— begin SUPPLIED MATERIAL —

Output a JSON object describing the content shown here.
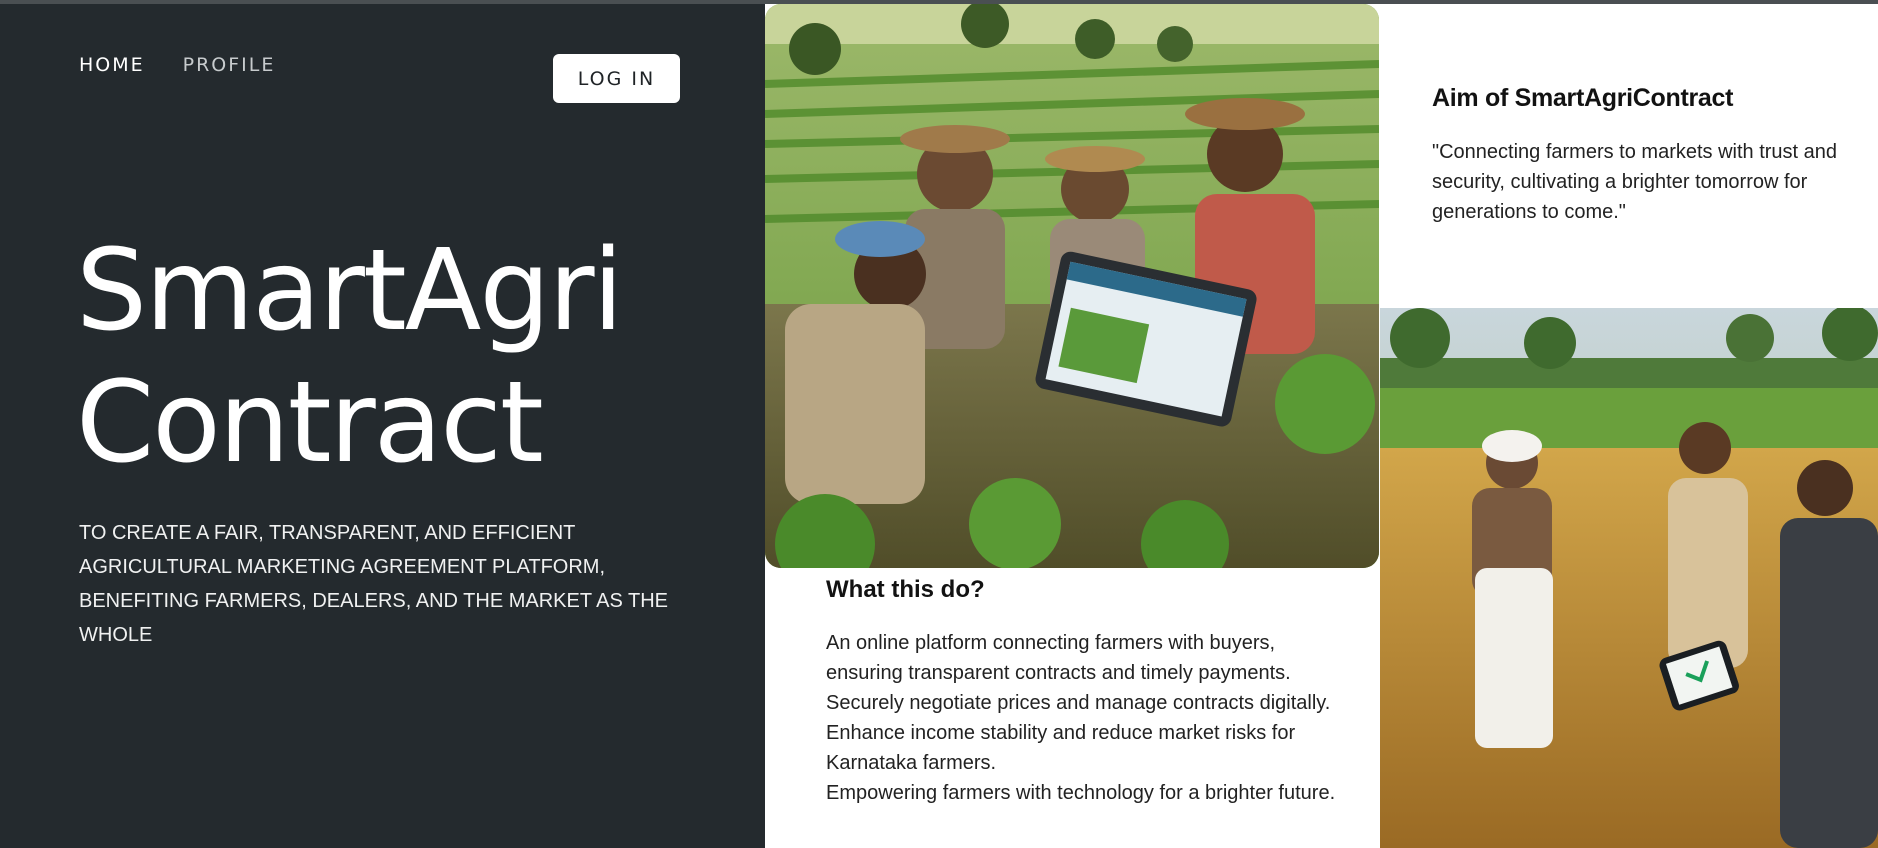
{
  "nav": {
    "items": [
      {
        "label": "HOME"
      },
      {
        "label": "PROFILE"
      }
    ],
    "login_label": "LOG IN"
  },
  "hero": {
    "title_line1": "SmartAgri",
    "title_line2": "Contract",
    "mission": "TO CREATE A FAIR, TRANSPARENT, AND EFFICIENT AGRICULTURAL MARKETING AGREEMENT PLATFORM, BENEFITING FARMERS, DEALERS, AND THE MARKET AS THE WHOLE"
  },
  "aim": {
    "heading": "Aim of SmartAgriContract",
    "quote": "\"Connecting farmers to markets with trust and security, cultivating a brighter tomorrow for generations to come.\""
  },
  "what": {
    "heading": "What this do?",
    "points": [
      "An online platform connecting farmers with buyers, ensuring transparent contracts and timely payments.",
      "Securely negotiate prices and manage contracts digitally.",
      "Enhance income stability and reduce market risks for Karnataka farmers.",
      "Empowering farmers with technology for a brighter future."
    ]
  },
  "images": {
    "farmers_tablet": "farmers-with-tablet-photo",
    "farmer_field": "farmer-dealer-field-photo"
  },
  "colors": {
    "hero_bg": "#242a2e",
    "text_dark": "#121212",
    "white": "#ffffff"
  }
}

— end SUPPLIED MATERIAL —

▶ TASK DESCRIPTION
Reproduce the material word for word. Any pictures should be left out of the copy.

▶ ANSWER TO THIS EXERCISE
Output a JSON object describing the content shown here.
{
  "nav": {
    "items": [
      {
        "label": "HOME"
      },
      {
        "label": "PROFILE"
      }
    ],
    "login_label": "LOG IN"
  },
  "hero": {
    "title_line1": "SmartAgri",
    "title_line2": "Contract",
    "mission": "TO CREATE A FAIR, TRANSPARENT, AND EFFICIENT AGRICULTURAL MARKETING AGREEMENT PLATFORM, BENEFITING FARMERS, DEALERS, AND THE MARKET AS THE WHOLE"
  },
  "aim": {
    "heading": "Aim of SmartAgriContract",
    "quote": "\"Connecting farmers to markets with trust and security, cultivating a brighter tomorrow for generations to come.\""
  },
  "what": {
    "heading": "What this do?",
    "points": [
      "An online platform connecting farmers with buyers, ensuring transparent contracts and timely payments.",
      "Securely negotiate prices and manage contracts digitally.",
      "Enhance income stability and reduce market risks for Karnataka farmers.",
      "Empowering farmers with technology for a brighter future."
    ]
  },
  "images": {
    "farmers_tablet": "farmers-with-tablet-photo",
    "farmer_field": "farmer-dealer-field-photo"
  },
  "colors": {
    "hero_bg": "#242a2e",
    "text_dark": "#121212",
    "white": "#ffffff"
  }
}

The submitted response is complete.